[Short task]
Reproduce every line of the listing as written, apart from the pictures.

[Records to use]
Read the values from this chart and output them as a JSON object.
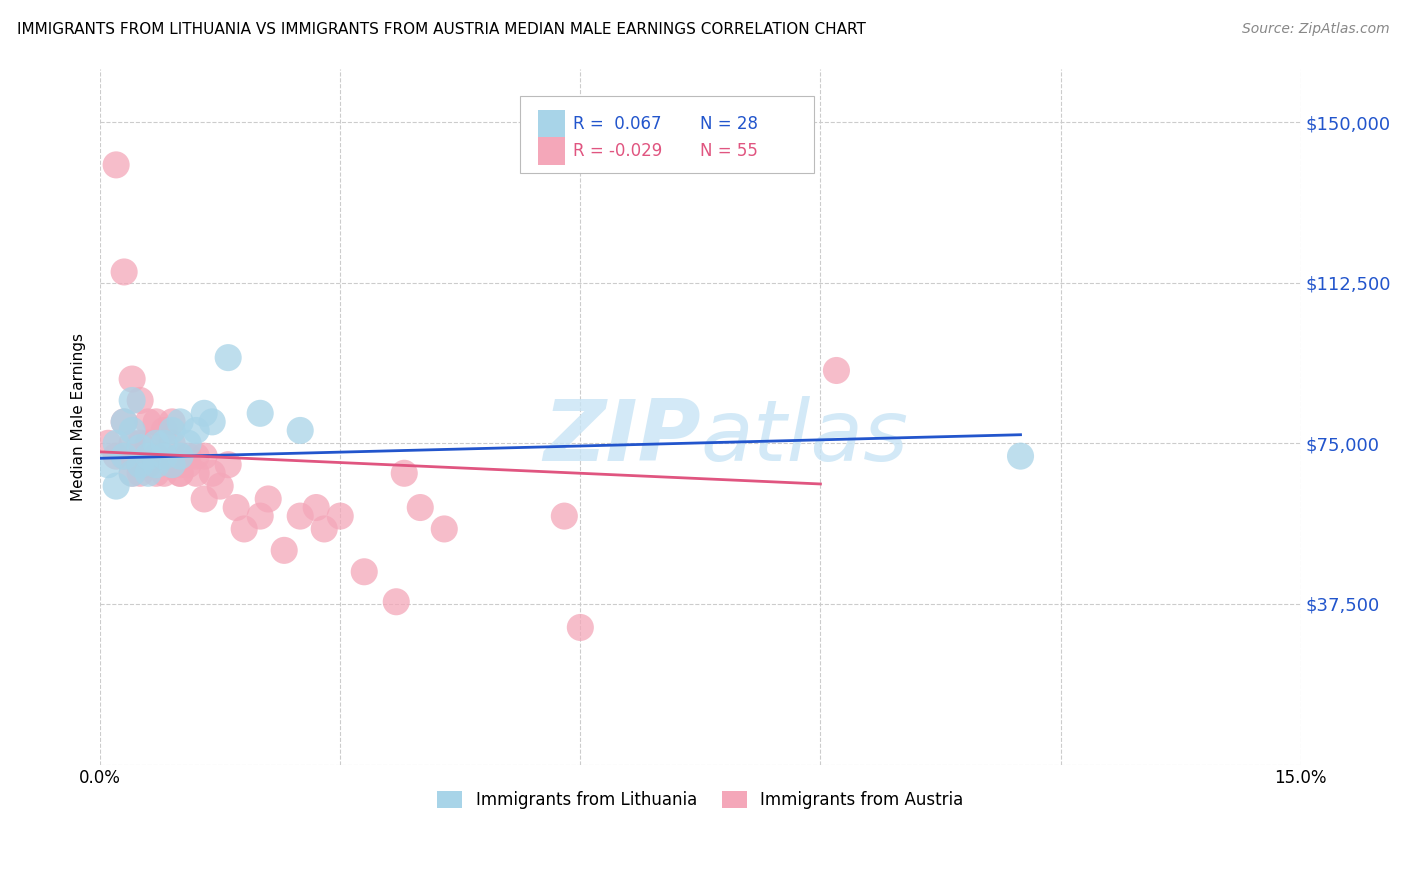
{
  "title": "IMMIGRANTS FROM LITHUANIA VS IMMIGRANTS FROM AUSTRIA MEDIAN MALE EARNINGS CORRELATION CHART",
  "source": "Source: ZipAtlas.com",
  "ylabel": "Median Male Earnings",
  "xlim": [
    0.0,
    0.15
  ],
  "ylim": [
    0,
    162500
  ],
  "yticks": [
    0,
    37500,
    75000,
    112500,
    150000
  ],
  "ytick_labels": [
    "",
    "$37,500",
    "$75,000",
    "$112,500",
    "$150,000"
  ],
  "xticks": [
    0.0,
    0.03,
    0.06,
    0.09,
    0.12,
    0.15
  ],
  "xtick_labels": [
    "0.0%",
    "",
    "",
    "",
    "",
    "15.0%"
  ],
  "color_lithuania": "#A8D4E8",
  "color_austria": "#F4A7B9",
  "line_color_lithuania": "#2255CC",
  "line_color_austria": "#E05580",
  "watermark_color": "#C8E4F5",
  "background_color": "#FFFFFF",
  "grid_color": "#CCCCCC",
  "lithuania_x": [
    0.001,
    0.002,
    0.002,
    0.003,
    0.003,
    0.004,
    0.004,
    0.004,
    0.005,
    0.005,
    0.006,
    0.006,
    0.007,
    0.007,
    0.008,
    0.008,
    0.009,
    0.009,
    0.01,
    0.01,
    0.011,
    0.012,
    0.013,
    0.014,
    0.016,
    0.02,
    0.025,
    0.115
  ],
  "lithuania_y": [
    70000,
    75000,
    65000,
    80000,
    72000,
    68000,
    78000,
    85000,
    74000,
    70000,
    68000,
    72000,
    75000,
    70000,
    75000,
    72000,
    78000,
    70000,
    80000,
    72000,
    75000,
    78000,
    82000,
    80000,
    95000,
    82000,
    78000,
    72000
  ],
  "austria_x": [
    0.001,
    0.002,
    0.002,
    0.003,
    0.003,
    0.003,
    0.004,
    0.004,
    0.004,
    0.005,
    0.005,
    0.005,
    0.005,
    0.006,
    0.006,
    0.006,
    0.007,
    0.007,
    0.007,
    0.008,
    0.008,
    0.008,
    0.009,
    0.009,
    0.009,
    0.01,
    0.01,
    0.01,
    0.01,
    0.011,
    0.011,
    0.012,
    0.012,
    0.013,
    0.013,
    0.014,
    0.015,
    0.016,
    0.017,
    0.018,
    0.02,
    0.021,
    0.023,
    0.025,
    0.027,
    0.028,
    0.03,
    0.033,
    0.037,
    0.038,
    0.04,
    0.043,
    0.058,
    0.06,
    0.092
  ],
  "austria_y": [
    75000,
    140000,
    72000,
    115000,
    80000,
    72000,
    90000,
    68000,
    75000,
    85000,
    68000,
    75000,
    70000,
    80000,
    75000,
    70000,
    72000,
    68000,
    80000,
    78000,
    72000,
    68000,
    80000,
    70000,
    75000,
    68000,
    72000,
    70000,
    68000,
    72000,
    70000,
    68000,
    72000,
    62000,
    72000,
    68000,
    65000,
    70000,
    60000,
    55000,
    58000,
    62000,
    50000,
    58000,
    60000,
    55000,
    58000,
    45000,
    38000,
    68000,
    60000,
    55000,
    58000,
    32000,
    92000
  ]
}
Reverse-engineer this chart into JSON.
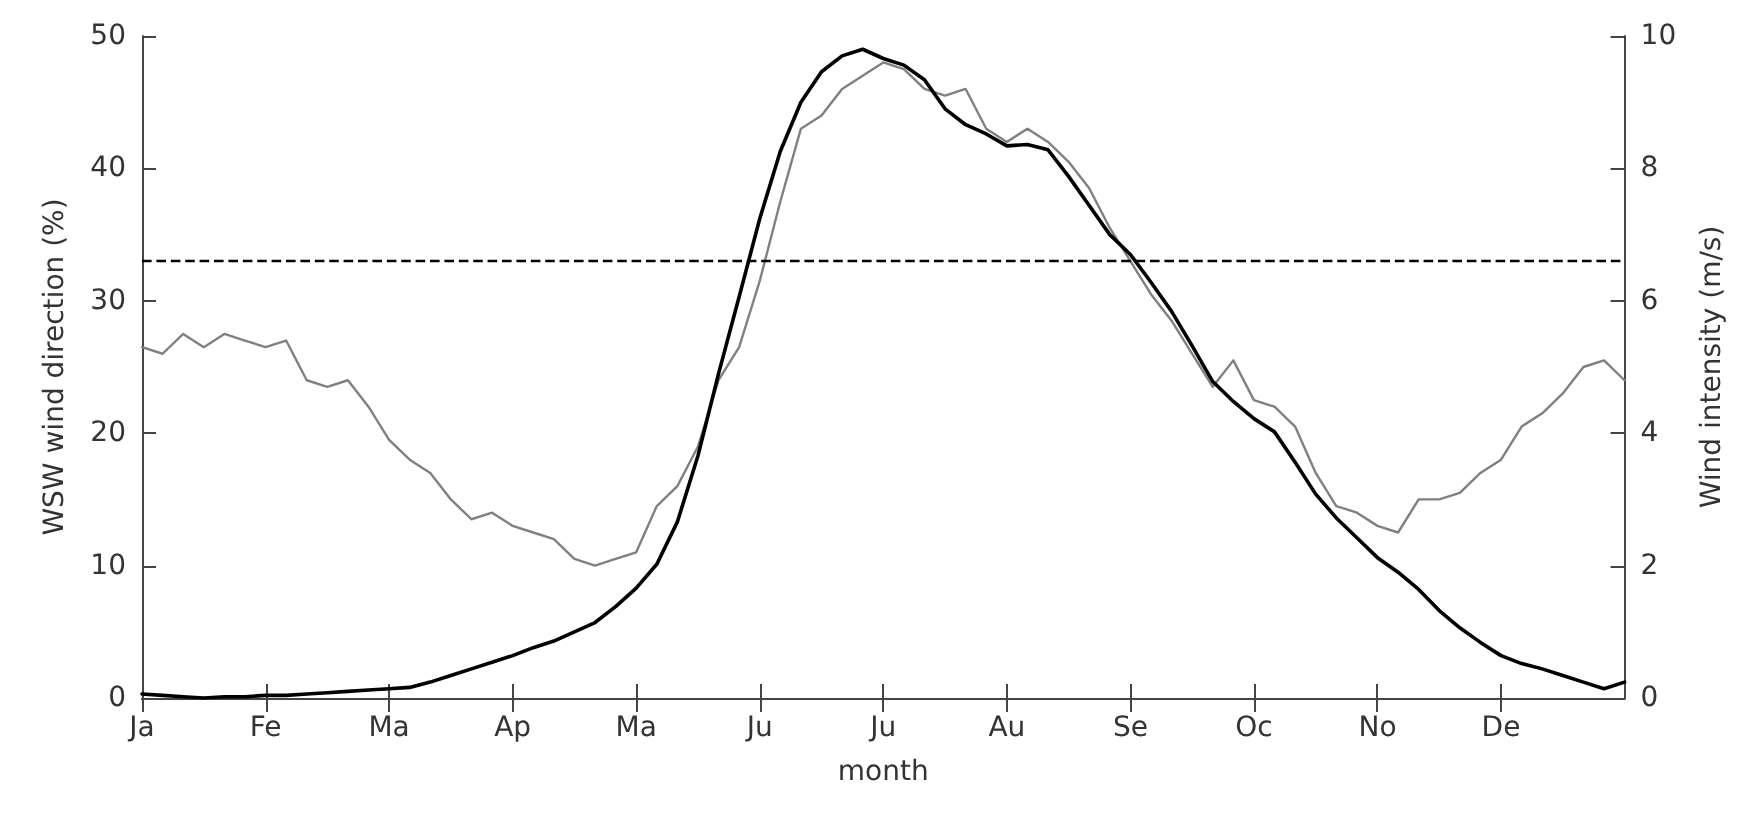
{
  "chart_data": {
    "type": "line",
    "xlabel": "month",
    "ylabel": "WSW wind direction (%)",
    "y2label": "Wind intensity (m/s)",
    "categories": [
      "Ja",
      null,
      null,
      null,
      null,
      null,
      "Fe",
      null,
      null,
      null,
      null,
      null,
      "Ma",
      null,
      null,
      null,
      null,
      null,
      "Ap",
      null,
      null,
      null,
      null,
      null,
      "Ma",
      null,
      null,
      null,
      null,
      null,
      "Ju",
      null,
      null,
      null,
      null,
      null,
      "Ju",
      null,
      null,
      null,
      null,
      null,
      "Au",
      null,
      null,
      null,
      null,
      null,
      "Se",
      null,
      null,
      null,
      null,
      null,
      "Oc",
      null,
      null,
      null,
      null,
      null,
      "No",
      null,
      null,
      null,
      null,
      null,
      "De",
      null,
      null,
      null,
      null,
      null,
      null
    ],
    "ylim": [
      0,
      50
    ],
    "yticks": [
      0,
      10,
      20,
      30,
      40,
      50
    ],
    "y2lim": [
      0,
      10
    ],
    "y2ticks": [
      0,
      2,
      4,
      6,
      8,
      10
    ],
    "grid": false,
    "marker": "none",
    "ref_lines": [
      {
        "axis": "y",
        "value": 33,
        "color": "#000000",
        "line_style": "dashed"
      }
    ],
    "series": [
      {
        "color": "#808080",
        "axis": "y2",
        "values": [
          5.3,
          5.2,
          5.5,
          5.3,
          5.5,
          5.4,
          5.3,
          5.4,
          4.8,
          4.7,
          4.8,
          4.4,
          3.9,
          3.6,
          3.4,
          3.0,
          2.7,
          2.8,
          2.6,
          2.5,
          2.4,
          2.1,
          2.0,
          2.1,
          2.2,
          2.9,
          3.2,
          3.8,
          4.8,
          5.3,
          6.3,
          7.5,
          8.6,
          8.8,
          9.2,
          9.4,
          9.6,
          9.5,
          9.2,
          9.1,
          9.2,
          8.6,
          8.4,
          8.6,
          8.4,
          8.1,
          7.7,
          7.1,
          6.6,
          6.1,
          5.7,
          5.2,
          4.7,
          5.1,
          4.5,
          4.4,
          4.1,
          3.4,
          2.9,
          2.8,
          2.6,
          2.5,
          3.0,
          3.0,
          3.1,
          3.4,
          3.6,
          4.1,
          4.3,
          4.6,
          5.0,
          5.1,
          4.8
        ]
      },
      {
        "color": "#000000",
        "axis": "y",
        "values": [
          0.3,
          0.2,
          0.1,
          0.0,
          0.1,
          0.1,
          0.2,
          0.2,
          0.3,
          0.4,
          0.5,
          0.6,
          0.7,
          0.8,
          1.2,
          1.7,
          2.2,
          2.7,
          3.2,
          3.8,
          4.3,
          5.0,
          5.7,
          6.9,
          8.3,
          10.1,
          13.3,
          18.3,
          24.5,
          30.3,
          36.2,
          41.3,
          45.0,
          47.3,
          48.5,
          49.0,
          48.3,
          47.8,
          46.7,
          44.5,
          43.3,
          42.6,
          41.7,
          41.8,
          41.4,
          39.4,
          37.2,
          35.0,
          33.5,
          31.4,
          29.2,
          26.6,
          23.9,
          22.4,
          21.1,
          20.1,
          17.8,
          15.4,
          13.6,
          12.1,
          10.6,
          9.5,
          8.2,
          6.6,
          5.3,
          4.2,
          3.2,
          2.6,
          2.2,
          1.7,
          1.2,
          0.7,
          1.2
        ]
      }
    ]
  }
}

[Solved exercise]
Read the values from this chart and output them as a JSON object.
{
  "title": "IMMIGRANTS FROM LITHUANIA VS IMMIGRANTS FROM AUSTRIA MEDIAN MALE EARNINGS CORRELATION CHART",
  "source": "Source: ZipAtlas.com",
  "ylabel": "Median Male Earnings",
  "xlim": [
    0.0,
    0.15
  ],
  "ylim": [
    0,
    162500
  ],
  "yticks": [
    0,
    37500,
    75000,
    112500,
    150000
  ],
  "ytick_labels": [
    "",
    "$37,500",
    "$75,000",
    "$112,500",
    "$150,000"
  ],
  "xticks": [
    0.0,
    0.03,
    0.06,
    0.09,
    0.12,
    0.15
  ],
  "xtick_labels": [
    "0.0%",
    "",
    "",
    "",
    "",
    "15.0%"
  ],
  "color_lithuania": "#A8D4E8",
  "color_austria": "#F4A7B9",
  "line_color_lithuania": "#2255CC",
  "line_color_austria": "#E05580",
  "watermark_color": "#C8E4F5",
  "background_color": "#FFFFFF",
  "grid_color": "#CCCCCC",
  "lithuania_x": [
    0.001,
    0.002,
    0.002,
    0.003,
    0.003,
    0.004,
    0.004,
    0.004,
    0.005,
    0.005,
    0.006,
    0.006,
    0.007,
    0.007,
    0.008,
    0.008,
    0.009,
    0.009,
    0.01,
    0.01,
    0.011,
    0.012,
    0.013,
    0.014,
    0.016,
    0.02,
    0.025,
    0.115
  ],
  "lithuania_y": [
    70000,
    75000,
    65000,
    80000,
    72000,
    68000,
    78000,
    85000,
    74000,
    70000,
    68000,
    72000,
    75000,
    70000,
    75000,
    72000,
    78000,
    70000,
    80000,
    72000,
    75000,
    78000,
    82000,
    80000,
    95000,
    82000,
    78000,
    72000
  ],
  "austria_x": [
    0.001,
    0.002,
    0.002,
    0.003,
    0.003,
    0.003,
    0.004,
    0.004,
    0.004,
    0.005,
    0.005,
    0.005,
    0.005,
    0.006,
    0.006,
    0.006,
    0.007,
    0.007,
    0.007,
    0.008,
    0.008,
    0.008,
    0.009,
    0.009,
    0.009,
    0.01,
    0.01,
    0.01,
    0.01,
    0.011,
    0.011,
    0.012,
    0.012,
    0.013,
    0.013,
    0.014,
    0.015,
    0.016,
    0.017,
    0.018,
    0.02,
    0.021,
    0.023,
    0.025,
    0.027,
    0.028,
    0.03,
    0.033,
    0.037,
    0.038,
    0.04,
    0.043,
    0.058,
    0.06,
    0.092
  ],
  "austria_y": [
    75000,
    140000,
    72000,
    115000,
    80000,
    72000,
    90000,
    68000,
    75000,
    85000,
    68000,
    75000,
    70000,
    80000,
    75000,
    70000,
    72000,
    68000,
    80000,
    78000,
    72000,
    68000,
    80000,
    70000,
    75000,
    68000,
    72000,
    70000,
    68000,
    72000,
    70000,
    68000,
    72000,
    62000,
    72000,
    68000,
    65000,
    70000,
    60000,
    55000,
    58000,
    62000,
    50000,
    58000,
    60000,
    55000,
    58000,
    45000,
    38000,
    68000,
    60000,
    55000,
    58000,
    32000,
    92000
  ]
}
Reverse-engineer this chart into JSON.
{
  "chart_data": {
    "type": "line",
    "xlabel": "month",
    "ylabel": "WSW wind direction (%)",
    "y2label": "Wind intensity (m/s)",
    "categories": [
      "Ja",
      null,
      null,
      null,
      null,
      null,
      "Fe",
      null,
      null,
      null,
      null,
      null,
      "Ma",
      null,
      null,
      null,
      null,
      null,
      "Ap",
      null,
      null,
      null,
      null,
      null,
      "Ma",
      null,
      null,
      null,
      null,
      null,
      "Ju",
      null,
      null,
      null,
      null,
      null,
      "Ju",
      null,
      null,
      null,
      null,
      null,
      "Au",
      null,
      null,
      null,
      null,
      null,
      "Se",
      null,
      null,
      null,
      null,
      null,
      "Oc",
      null,
      null,
      null,
      null,
      null,
      "No",
      null,
      null,
      null,
      null,
      null,
      "De",
      null,
      null,
      null,
      null,
      null,
      null
    ],
    "ylim": [
      0,
      50
    ],
    "yticks": [
      0,
      10,
      20,
      30,
      40,
      50
    ],
    "y2lim": [
      0,
      10
    ],
    "y2ticks": [
      0,
      2,
      4,
      6,
      8,
      10
    ],
    "grid": false,
    "marker": "none",
    "ref_lines": [
      {
        "axis": "y",
        "value": 33,
        "color": "#000000",
        "line_style": "dashed"
      }
    ],
    "series": [
      {
        "color": "#808080",
        "axis": "y2",
        "values": [
          5.3,
          5.2,
          5.5,
          5.3,
          5.5,
          5.4,
          5.3,
          5.4,
          4.8,
          4.7,
          4.8,
          4.4,
          3.9,
          3.6,
          3.4,
          3.0,
          2.7,
          2.8,
          2.6,
          2.5,
          2.4,
          2.1,
          2.0,
          2.1,
          2.2,
          2.9,
          3.2,
          3.8,
          4.8,
          5.3,
          6.3,
          7.5,
          8.6,
          8.8,
          9.2,
          9.4,
          9.6,
          9.5,
          9.2,
          9.1,
          9.2,
          8.6,
          8.4,
          8.6,
          8.4,
          8.1,
          7.7,
          7.1,
          6.6,
          6.1,
          5.7,
          5.2,
          4.7,
          5.1,
          4.5,
          4.4,
          4.1,
          3.4,
          2.9,
          2.8,
          2.6,
          2.5,
          3.0,
          3.0,
          3.1,
          3.4,
          3.6,
          4.1,
          4.3,
          4.6,
          5.0,
          5.1,
          4.8
        ]
      },
      {
        "color": "#000000",
        "axis": "y",
        "values": [
          0.3,
          0.2,
          0.1,
          0.0,
          0.1,
          0.1,
          0.2,
          0.2,
          0.3,
          0.4,
          0.5,
          0.6,
          0.7,
          0.8,
          1.2,
          1.7,
          2.2,
          2.7,
          3.2,
          3.8,
          4.3,
          5.0,
          5.7,
          6.9,
          8.3,
          10.1,
          13.3,
          18.3,
          24.5,
          30.3,
          36.2,
          41.3,
          45.0,
          47.3,
          48.5,
          49.0,
          48.3,
          47.8,
          46.7,
          44.5,
          43.3,
          42.6,
          41.7,
          41.8,
          41.4,
          39.4,
          37.2,
          35.0,
          33.5,
          31.4,
          29.2,
          26.6,
          23.9,
          22.4,
          21.1,
          20.1,
          17.8,
          15.4,
          13.6,
          12.1,
          10.6,
          9.5,
          8.2,
          6.6,
          5.3,
          4.2,
          3.2,
          2.6,
          2.2,
          1.7,
          1.2,
          0.7,
          1.2
        ]
      }
    ]
  }
}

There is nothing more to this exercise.